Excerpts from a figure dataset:
○ ○ ○ ○

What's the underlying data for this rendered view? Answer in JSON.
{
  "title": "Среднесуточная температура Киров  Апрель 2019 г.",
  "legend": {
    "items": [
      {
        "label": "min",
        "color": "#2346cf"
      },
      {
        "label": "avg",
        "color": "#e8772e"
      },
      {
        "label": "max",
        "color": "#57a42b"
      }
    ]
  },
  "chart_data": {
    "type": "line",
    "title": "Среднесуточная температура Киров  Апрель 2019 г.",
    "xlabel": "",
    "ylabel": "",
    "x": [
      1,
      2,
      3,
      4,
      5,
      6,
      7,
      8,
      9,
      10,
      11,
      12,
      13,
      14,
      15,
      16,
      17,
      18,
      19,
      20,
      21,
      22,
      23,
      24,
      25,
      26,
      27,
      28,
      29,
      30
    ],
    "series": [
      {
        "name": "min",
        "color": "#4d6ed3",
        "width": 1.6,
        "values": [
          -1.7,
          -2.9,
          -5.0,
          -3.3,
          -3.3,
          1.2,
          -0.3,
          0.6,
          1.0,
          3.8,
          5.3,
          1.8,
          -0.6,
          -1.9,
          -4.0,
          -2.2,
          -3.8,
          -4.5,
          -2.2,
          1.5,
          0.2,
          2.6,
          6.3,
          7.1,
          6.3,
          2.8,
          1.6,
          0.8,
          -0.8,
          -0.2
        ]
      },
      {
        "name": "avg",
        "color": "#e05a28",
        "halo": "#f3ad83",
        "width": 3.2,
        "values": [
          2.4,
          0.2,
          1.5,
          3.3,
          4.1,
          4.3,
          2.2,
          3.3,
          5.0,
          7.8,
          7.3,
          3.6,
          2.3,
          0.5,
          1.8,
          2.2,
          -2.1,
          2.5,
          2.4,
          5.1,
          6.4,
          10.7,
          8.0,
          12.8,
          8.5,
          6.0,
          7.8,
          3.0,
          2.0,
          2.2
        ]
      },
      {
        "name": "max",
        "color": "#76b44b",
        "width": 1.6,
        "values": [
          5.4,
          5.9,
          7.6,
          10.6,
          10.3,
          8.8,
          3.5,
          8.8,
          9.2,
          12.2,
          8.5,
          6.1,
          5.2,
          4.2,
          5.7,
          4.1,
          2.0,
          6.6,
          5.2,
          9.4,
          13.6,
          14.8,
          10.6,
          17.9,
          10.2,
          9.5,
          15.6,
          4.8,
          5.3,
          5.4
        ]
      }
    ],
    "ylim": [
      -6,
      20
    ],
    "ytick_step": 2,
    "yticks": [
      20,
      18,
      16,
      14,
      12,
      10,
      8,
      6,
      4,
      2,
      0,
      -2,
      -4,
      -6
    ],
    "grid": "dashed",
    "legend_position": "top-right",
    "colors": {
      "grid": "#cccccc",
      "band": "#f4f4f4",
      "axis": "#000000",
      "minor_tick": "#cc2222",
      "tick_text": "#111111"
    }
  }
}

○ ○ ○ ○

TASK BRIEF:
Make a verbatim copy of every entry shown above.

SOLUTION TO THIS TASK:
What's the underlying data for this rendered view? Answer in JSON.
{
  "title": "Среднесуточная температура Киров  Апрель 2019 г.",
  "legend": {
    "items": [
      {
        "label": "min",
        "color": "#2346cf"
      },
      {
        "label": "avg",
        "color": "#e8772e"
      },
      {
        "label": "max",
        "color": "#57a42b"
      }
    ]
  },
  "chart_data": {
    "type": "line",
    "title": "Среднесуточная температура Киров  Апрель 2019 г.",
    "xlabel": "",
    "ylabel": "",
    "x": [
      1,
      2,
      3,
      4,
      5,
      6,
      7,
      8,
      9,
      10,
      11,
      12,
      13,
      14,
      15,
      16,
      17,
      18,
      19,
      20,
      21,
      22,
      23,
      24,
      25,
      26,
      27,
      28,
      29,
      30
    ],
    "series": [
      {
        "name": "min",
        "color": "#4d6ed3",
        "width": 1.6,
        "values": [
          -1.7,
          -2.9,
          -5.0,
          -3.3,
          -3.3,
          1.2,
          -0.3,
          0.6,
          1.0,
          3.8,
          5.3,
          1.8,
          -0.6,
          -1.9,
          -4.0,
          -2.2,
          -3.8,
          -4.5,
          -2.2,
          1.5,
          0.2,
          2.6,
          6.3,
          7.1,
          6.3,
          2.8,
          1.6,
          0.8,
          -0.8,
          -0.2
        ]
      },
      {
        "name": "avg",
        "color": "#e05a28",
        "halo": "#f3ad83",
        "width": 3.2,
        "values": [
          2.4,
          0.2,
          1.5,
          3.3,
          4.1,
          4.3,
          2.2,
          3.3,
          5.0,
          7.8,
          7.3,
          3.6,
          2.3,
          0.5,
          1.8,
          2.2,
          -2.1,
          2.5,
          2.4,
          5.1,
          6.4,
          10.7,
          8.0,
          12.8,
          8.5,
          6.0,
          7.8,
          3.0,
          2.0,
          2.2
        ]
      },
      {
        "name": "max",
        "color": "#76b44b",
        "width": 1.6,
        "values": [
          5.4,
          5.9,
          7.6,
          10.6,
          10.3,
          8.8,
          3.5,
          8.8,
          9.2,
          12.2,
          8.5,
          6.1,
          5.2,
          4.2,
          5.7,
          4.1,
          2.0,
          6.6,
          5.2,
          9.4,
          13.6,
          14.8,
          10.6,
          17.9,
          10.2,
          9.5,
          15.6,
          4.8,
          5.3,
          5.4
        ]
      }
    ],
    "ylim": [
      -6,
      20
    ],
    "ytick_step": 2,
    "yticks": [
      20,
      18,
      16,
      14,
      12,
      10,
      8,
      6,
      4,
      2,
      0,
      -2,
      -4,
      -6
    ],
    "grid": "dashed",
    "legend_position": "top-right",
    "colors": {
      "grid": "#cccccc",
      "band": "#f4f4f4",
      "axis": "#000000",
      "minor_tick": "#cc2222",
      "tick_text": "#111111"
    }
  }
}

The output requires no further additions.